Scan the data below. Pull out each line where "text" occurs.

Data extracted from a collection
+++

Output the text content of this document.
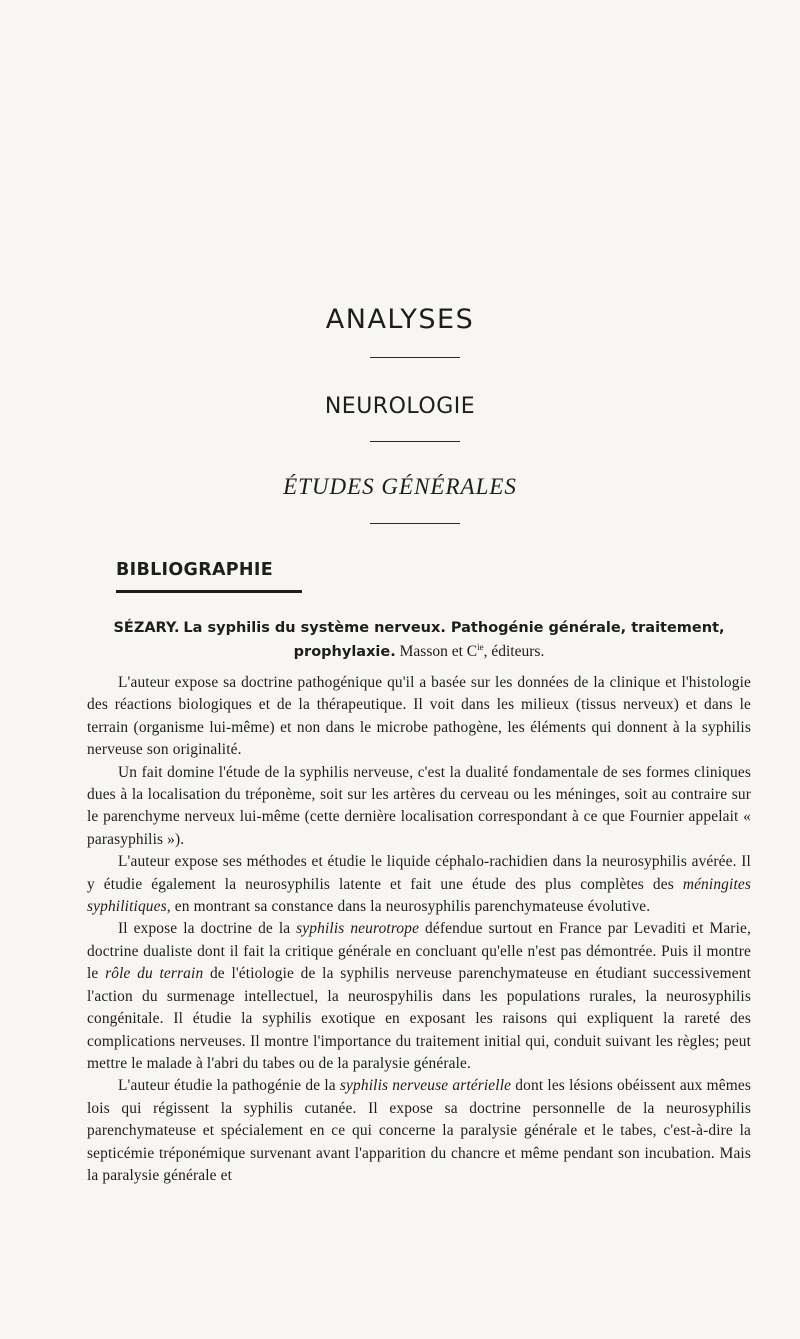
ANALYSES
NEUROLOGIE
ÉTUDES GÉNÉRALES
BIBLIOGRAPHIE
SÉZARY. La syphilis du système nerveux. Pathogénie générale, traitement, prophylaxie. Masson et $C^{ie}$, éditeurs.

L'auteur expose sa doctrine pathogénique qu'il a basée sur les données de la clinique et l'histologie des réactions biologiques et de la thérapeutique. Il voit dans les milieux (tissus nerveux) et dans le terrain (organisme lui-même) et non dans le microbe pathogène, les éléments qui donnent à la syphilis nerveuse son originalité.

Un fait domine l'étude de la syphilis nerveuse, c'est la dualité fondamentale de ses formes cliniques dues à la localisation du tréponème, soit sur les artères du cerveau ou les méninges, soit au contraire sur le parenchyme nerveux lui-même (cette dernière localisation correspondant à ce que Fournier appelait « parasyphilis »).

L'auteur expose ses méthodes et étudie le liquide céphalo-rachidien dans la neurosyphilis avérée. Il y étudie également la neurosyphilis latente et fait une étude des plus complètes des méningites syphilitiques, en montrant sa constance dans la neurosyphilis parenchymateuse évolutive.

Il expose la doctrine de la syphilis neurotrope défendue surtout en France par Levaditi et Marie, doctrine dualiste dont il fait la critique générale en concluant qu'elle n'est pas démontrée. Puis il montre le rôle du terrain de l'étiologie de la syphilis nerveuse parenchymateuse en étudiant successivement l'action du surmenage intellectuel, la neurospyhilis dans les populations rurales, la neurosyphilis congénitale. Il étudie la syphilis exotique en exposant les raisons qui expliquent la rareté des complications nerveuses. Il montre l'importance du traitement initial qui, conduit suivant les règles; peut mettre le malade à l'abri du tabes ou de la paralysie générale.

L'auteur étudie la pathogénie de la syphilis nerveuse artérielle dont les lésions obéissent aux mêmes lois qui régissent la syphilis cutanée. Il expose sa doctrine personnelle de la neurosyphilis parenchymateuse et spécialement en ce qui concerne la paralysie générale et le tabes, c'est-à-dire la septicémie tréponémique survenant avant l'apparition du chancre et même pendant son incubation. Mais la paralysie générale et
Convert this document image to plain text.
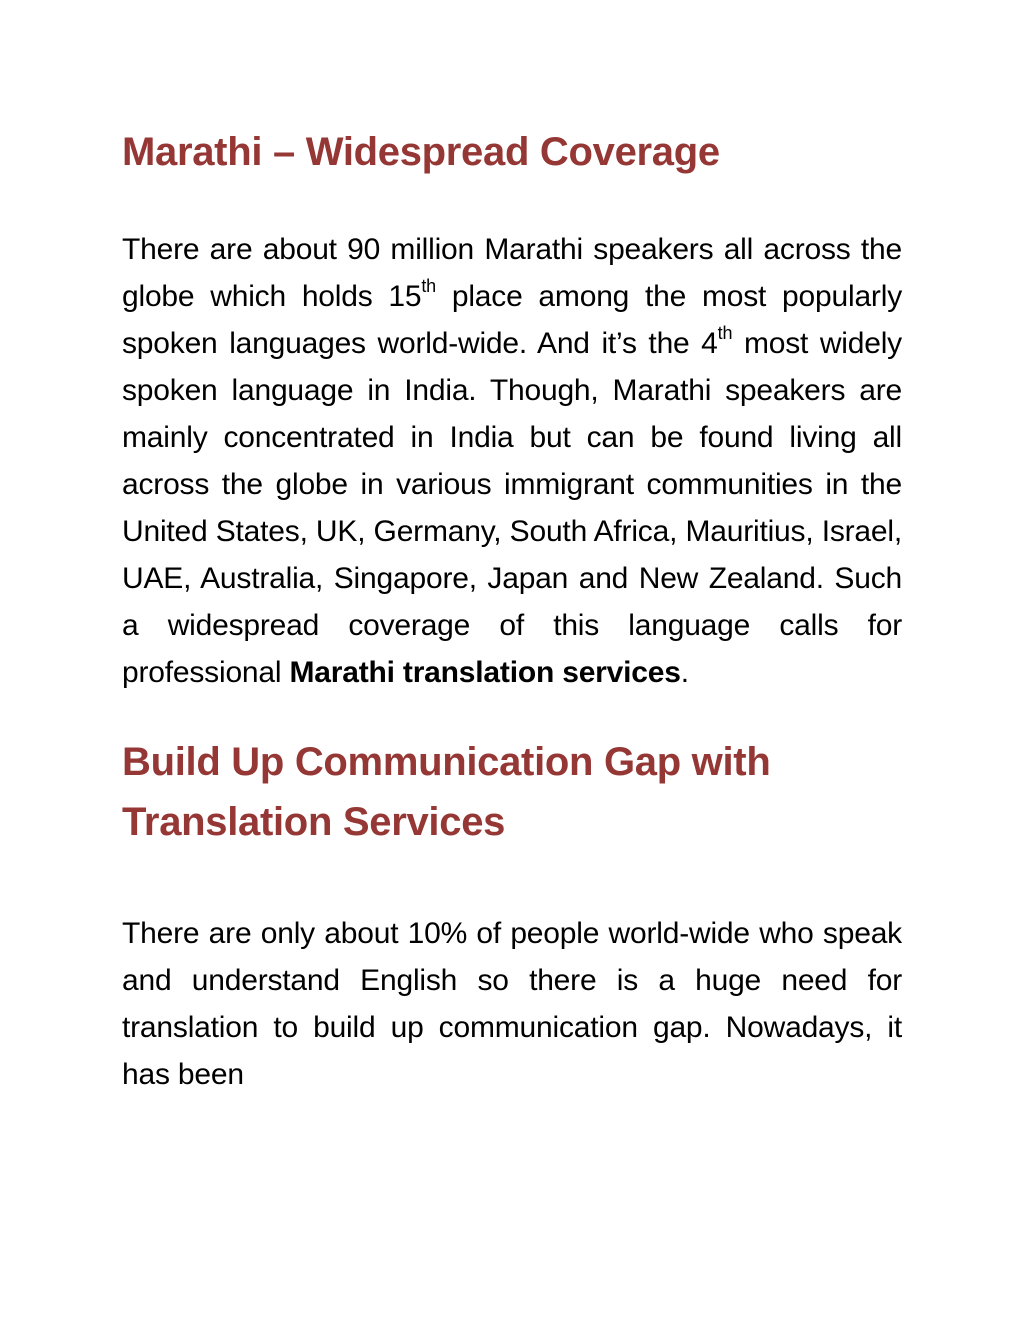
Marathi – Widespread Coverage

There are about 90 million Marathi speakers all across the globe which holds 15th place among the most popularly spoken languages world-wide. And it’s the 4th most widely spoken language in India. Though, Marathi speakers are mainly concentrated in India but can be found living all across the globe in various immigrant communities in the United States, UK, Germany, South Africa, Mauritius, Israel, UAE, Australia, Singapore, Japan and New Zealand. Such a widespread coverage of this language calls for professional Marathi translation services.

Build Up Communication Gap with Translation Services

There are only about 10% of people world-wide who speak and understand English so there is a huge need for translation to build up communication gap. Nowadays, it has been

+++

WRITTEN SOLUTION
Output the text content of this document.
Convert this document image to plain text.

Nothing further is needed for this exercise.